The task: Nothing but an exact repetition of the entries should appear in the answer.

= Beginning of Section =

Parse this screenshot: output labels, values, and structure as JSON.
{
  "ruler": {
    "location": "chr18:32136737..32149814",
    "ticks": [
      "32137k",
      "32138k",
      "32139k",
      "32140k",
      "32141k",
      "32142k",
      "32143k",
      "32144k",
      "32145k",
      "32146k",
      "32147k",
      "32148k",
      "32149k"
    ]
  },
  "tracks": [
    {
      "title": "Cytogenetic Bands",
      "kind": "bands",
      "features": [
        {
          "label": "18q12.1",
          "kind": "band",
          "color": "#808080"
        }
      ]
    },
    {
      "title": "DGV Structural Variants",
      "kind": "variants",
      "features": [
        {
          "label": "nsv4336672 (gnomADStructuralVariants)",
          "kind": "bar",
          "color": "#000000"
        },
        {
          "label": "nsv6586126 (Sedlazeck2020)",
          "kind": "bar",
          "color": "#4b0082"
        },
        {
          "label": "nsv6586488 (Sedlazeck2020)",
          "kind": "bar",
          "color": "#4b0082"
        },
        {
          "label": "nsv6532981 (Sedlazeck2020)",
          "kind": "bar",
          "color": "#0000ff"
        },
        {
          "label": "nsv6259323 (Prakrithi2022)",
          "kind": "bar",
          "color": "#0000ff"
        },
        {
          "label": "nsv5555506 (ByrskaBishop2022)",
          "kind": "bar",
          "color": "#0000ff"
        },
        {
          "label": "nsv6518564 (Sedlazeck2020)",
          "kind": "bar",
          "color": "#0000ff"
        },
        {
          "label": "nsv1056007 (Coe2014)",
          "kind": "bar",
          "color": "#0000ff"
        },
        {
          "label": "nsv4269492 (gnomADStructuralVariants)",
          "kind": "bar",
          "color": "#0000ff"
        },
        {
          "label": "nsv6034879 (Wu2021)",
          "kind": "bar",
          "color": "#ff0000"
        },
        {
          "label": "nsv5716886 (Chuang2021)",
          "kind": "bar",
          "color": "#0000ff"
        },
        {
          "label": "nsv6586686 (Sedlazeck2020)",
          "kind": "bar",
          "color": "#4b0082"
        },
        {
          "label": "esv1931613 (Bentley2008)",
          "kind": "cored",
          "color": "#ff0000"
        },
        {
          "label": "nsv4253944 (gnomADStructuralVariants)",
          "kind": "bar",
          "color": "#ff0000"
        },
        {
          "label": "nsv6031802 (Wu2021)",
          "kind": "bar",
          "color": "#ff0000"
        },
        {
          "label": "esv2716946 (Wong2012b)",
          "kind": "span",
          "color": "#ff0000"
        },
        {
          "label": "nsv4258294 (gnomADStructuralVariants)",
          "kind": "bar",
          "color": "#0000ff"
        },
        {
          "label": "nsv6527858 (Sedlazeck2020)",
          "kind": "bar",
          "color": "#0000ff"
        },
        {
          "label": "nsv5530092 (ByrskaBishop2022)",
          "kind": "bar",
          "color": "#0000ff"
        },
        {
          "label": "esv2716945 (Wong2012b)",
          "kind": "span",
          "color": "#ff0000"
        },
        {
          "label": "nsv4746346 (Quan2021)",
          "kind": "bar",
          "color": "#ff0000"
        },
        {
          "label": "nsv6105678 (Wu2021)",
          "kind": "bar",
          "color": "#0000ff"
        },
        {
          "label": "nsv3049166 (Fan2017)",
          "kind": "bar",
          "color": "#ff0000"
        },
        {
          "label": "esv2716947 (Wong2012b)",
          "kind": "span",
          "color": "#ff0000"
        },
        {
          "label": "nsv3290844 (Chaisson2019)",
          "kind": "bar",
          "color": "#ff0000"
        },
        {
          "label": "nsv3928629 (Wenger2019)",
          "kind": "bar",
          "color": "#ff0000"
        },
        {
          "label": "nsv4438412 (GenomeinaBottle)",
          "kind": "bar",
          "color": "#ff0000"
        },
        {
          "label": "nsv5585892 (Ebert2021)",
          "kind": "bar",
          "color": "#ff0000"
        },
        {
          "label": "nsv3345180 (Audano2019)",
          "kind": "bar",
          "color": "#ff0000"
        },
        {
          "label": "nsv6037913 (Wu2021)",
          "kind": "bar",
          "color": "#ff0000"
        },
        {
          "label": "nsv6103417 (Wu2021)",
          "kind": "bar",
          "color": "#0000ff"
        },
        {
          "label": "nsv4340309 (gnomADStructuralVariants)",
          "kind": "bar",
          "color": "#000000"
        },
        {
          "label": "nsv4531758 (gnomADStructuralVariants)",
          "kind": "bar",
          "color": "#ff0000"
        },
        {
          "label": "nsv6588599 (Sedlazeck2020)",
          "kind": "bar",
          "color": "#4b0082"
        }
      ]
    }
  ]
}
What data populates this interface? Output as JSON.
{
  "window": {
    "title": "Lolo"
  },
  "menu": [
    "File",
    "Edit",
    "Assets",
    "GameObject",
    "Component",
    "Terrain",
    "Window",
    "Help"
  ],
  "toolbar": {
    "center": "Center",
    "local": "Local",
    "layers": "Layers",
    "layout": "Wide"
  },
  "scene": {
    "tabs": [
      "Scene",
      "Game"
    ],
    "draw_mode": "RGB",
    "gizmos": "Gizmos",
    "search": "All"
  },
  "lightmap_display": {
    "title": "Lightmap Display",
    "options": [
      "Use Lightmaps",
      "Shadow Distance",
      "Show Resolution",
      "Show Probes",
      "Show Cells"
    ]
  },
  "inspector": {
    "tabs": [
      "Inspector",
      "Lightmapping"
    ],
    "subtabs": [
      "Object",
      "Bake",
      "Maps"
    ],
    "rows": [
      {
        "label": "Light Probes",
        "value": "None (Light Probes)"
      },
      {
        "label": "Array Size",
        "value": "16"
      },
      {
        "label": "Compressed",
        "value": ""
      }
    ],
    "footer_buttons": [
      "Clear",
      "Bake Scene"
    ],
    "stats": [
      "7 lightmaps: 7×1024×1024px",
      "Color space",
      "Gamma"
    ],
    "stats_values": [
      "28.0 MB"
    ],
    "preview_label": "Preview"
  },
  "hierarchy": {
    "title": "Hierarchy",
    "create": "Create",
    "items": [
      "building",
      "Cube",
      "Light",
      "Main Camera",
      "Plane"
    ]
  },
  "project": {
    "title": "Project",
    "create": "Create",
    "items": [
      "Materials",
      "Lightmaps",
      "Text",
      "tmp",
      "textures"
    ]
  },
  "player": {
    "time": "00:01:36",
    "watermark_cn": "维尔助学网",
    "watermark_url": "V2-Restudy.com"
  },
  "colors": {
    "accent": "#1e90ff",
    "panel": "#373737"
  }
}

= End of Section =

Exercise output:
Parse this screenshot: output labels, values, and structure as JSON.
{
  "ruler": {
    "location": "chr18:32136737..32149814",
    "ticks": [
      "32137k",
      "32138k",
      "32139k",
      "32140k",
      "32141k",
      "32142k",
      "32143k",
      "32144k",
      "32145k",
      "32146k",
      "32147k",
      "32148k",
      "32149k"
    ]
  },
  "tracks": [
    {
      "title": "Cytogenetic Bands",
      "kind": "bands",
      "features": [
        {
          "label": "18q12.1",
          "kind": "band",
          "color": "#808080"
        }
      ]
    },
    {
      "title": "DGV Structural Variants",
      "kind": "variants",
      "features": [
        {
          "label": "nsv4336672 (gnomADStructuralVariants)",
          "kind": "bar",
          "color": "#000000"
        },
        {
          "label": "nsv6586126 (Sedlazeck2020)",
          "kind": "bar",
          "color": "#4b0082"
        },
        {
          "label": "nsv6586488 (Sedlazeck2020)",
          "kind": "bar",
          "color": "#4b0082"
        },
        {
          "label": "nsv6532981 (Sedlazeck2020)",
          "kind": "bar",
          "color": "#0000ff"
        },
        {
          "label": "nsv6259323 (Prakrithi2022)",
          "kind": "bar",
          "color": "#0000ff"
        },
        {
          "label": "nsv5555506 (ByrskaBishop2022)",
          "kind": "bar",
          "color": "#0000ff"
        },
        {
          "label": "nsv6518564 (Sedlazeck2020)",
          "kind": "bar",
          "color": "#0000ff"
        },
        {
          "label": "nsv1056007 (Coe2014)",
          "kind": "bar",
          "color": "#0000ff"
        },
        {
          "label": "nsv4269492 (gnomADStructuralVariants)",
          "kind": "bar",
          "color": "#0000ff"
        },
        {
          "label": "nsv6034879 (Wu2021)",
          "kind": "bar",
          "color": "#ff0000"
        },
        {
          "label": "nsv5716886 (Chuang2021)",
          "kind": "bar",
          "color": "#0000ff"
        },
        {
          "label": "nsv6586686 (Sedlazeck2020)",
          "kind": "bar",
          "color": "#4b0082"
        },
        {
          "label": "esv1931613 (Bentley2008)",
          "kind": "cored",
          "color": "#ff0000"
        },
        {
          "label": "nsv4253944 (gnomADStructuralVariants)",
          "kind": "bar",
          "color": "#ff0000"
        },
        {
          "label": "nsv6031802 (Wu2021)",
          "kind": "bar",
          "color": "#ff0000"
        },
        {
          "label": "esv2716946 (Wong2012b)",
          "kind": "span",
          "color": "#ff0000"
        },
        {
          "label": "nsv4258294 (gnomADStructuralVariants)",
          "kind": "bar",
          "color": "#0000ff"
        },
        {
          "label": "nsv6527858 (Sedlazeck2020)",
          "kind": "bar",
          "color": "#0000ff"
        },
        {
          "label": "nsv5530092 (ByrskaBishop2022)",
          "kind": "bar",
          "color": "#0000ff"
        },
        {
          "label": "esv2716945 (Wong2012b)",
          "kind": "span",
          "color": "#ff0000"
        },
        {
          "label": "nsv4746346 (Quan2021)",
          "kind": "bar",
          "color": "#ff0000"
        },
        {
          "label": "nsv6105678 (Wu2021)",
          "kind": "bar",
          "color": "#0000ff"
        },
        {
          "label": "nsv3049166 (Fan2017)",
          "kind": "bar",
          "color": "#ff0000"
        },
        {
          "label": "esv2716947 (Wong2012b)",
          "kind": "span",
          "color": "#ff0000"
        },
        {
          "label": "nsv3290844 (Chaisson2019)",
          "kind": "bar",
          "color": "#ff0000"
        },
        {
          "label": "nsv3928629 (Wenger2019)",
          "kind": "bar",
          "color": "#ff0000"
        },
        {
          "label": "nsv4438412 (GenomeinaBottle)",
          "kind": "bar",
          "color": "#ff0000"
        },
        {
          "label": "nsv5585892 (Ebert2021)",
          "kind": "bar",
          "color": "#ff0000"
        },
        {
          "label": "nsv3345180 (Audano2019)",
          "kind": "bar",
          "color": "#ff0000"
        },
        {
          "label": "nsv6037913 (Wu2021)",
          "kind": "bar",
          "color": "#ff0000"
        },
        {
          "label": "nsv6103417 (Wu2021)",
          "kind": "bar",
          "color": "#0000ff"
        },
        {
          "label": "nsv4340309 (gnomADStructuralVariants)",
          "kind": "bar",
          "color": "#000000"
        },
        {
          "label": "nsv4531758 (gnomADStructuralVariants)",
          "kind": "bar",
          "color": "#ff0000"
        },
        {
          "label": "nsv6588599 (Sedlazeck2020)",
          "kind": "bar",
          "color": "#4b0082"
        }
      ]
    }
  ]
}
What data populates this interface? Output as JSON.
{
  "window": {
    "title": "Lolo"
  },
  "menu": [
    "File",
    "Edit",
    "Assets",
    "GameObject",
    "Component",
    "Terrain",
    "Window",
    "Help"
  ],
  "toolbar": {
    "center": "Center",
    "local": "Local",
    "layers": "Layers",
    "layout": "Wide"
  },
  "scene": {
    "tabs": [
      "Scene",
      "Game"
    ],
    "draw_mode": "RGB",
    "gizmos": "Gizmos",
    "search": "All"
  },
  "lightmap_display": {
    "title": "Lightmap Display",
    "options": [
      "Use Lightmaps",
      "Shadow Distance",
      "Show Resolution",
      "Show Probes",
      "Show Cells"
    ]
  },
  "inspector": {
    "tabs": [
      "Inspector",
      "Lightmapping"
    ],
    "subtabs": [
      "Object",
      "Bake",
      "Maps"
    ],
    "rows": [
      {
        "label": "Light Probes",
        "value": "None (Light Probes)"
      },
      {
        "label": "Array Size",
        "value": "16"
      },
      {
        "label": "Compressed",
        "value": ""
      }
    ],
    "footer_buttons": [
      "Clear",
      "Bake Scene"
    ],
    "stats": [
      "7 lightmaps: 7×1024×1024px",
      "Color space",
      "Gamma"
    ],
    "stats_values": [
      "28.0 MB"
    ],
    "preview_label": "Preview"
  },
  "hierarchy": {
    "title": "Hierarchy",
    "create": "Create",
    "items": [
      "building",
      "Cube",
      "Light",
      "Main Camera",
      "Plane"
    ]
  },
  "project": {
    "title": "Project",
    "create": "Create",
    "items": [
      "Materials",
      "Lightmaps",
      "Text",
      "tmp",
      "textures"
    ]
  },
  "player": {
    "time": "00:01:36",
    "watermark_cn": "维尔助学网",
    "watermark_url": "V2-Restudy.com"
  },
  "colors": {
    "accent": "#1e90ff",
    "panel": "#373737"
  }
}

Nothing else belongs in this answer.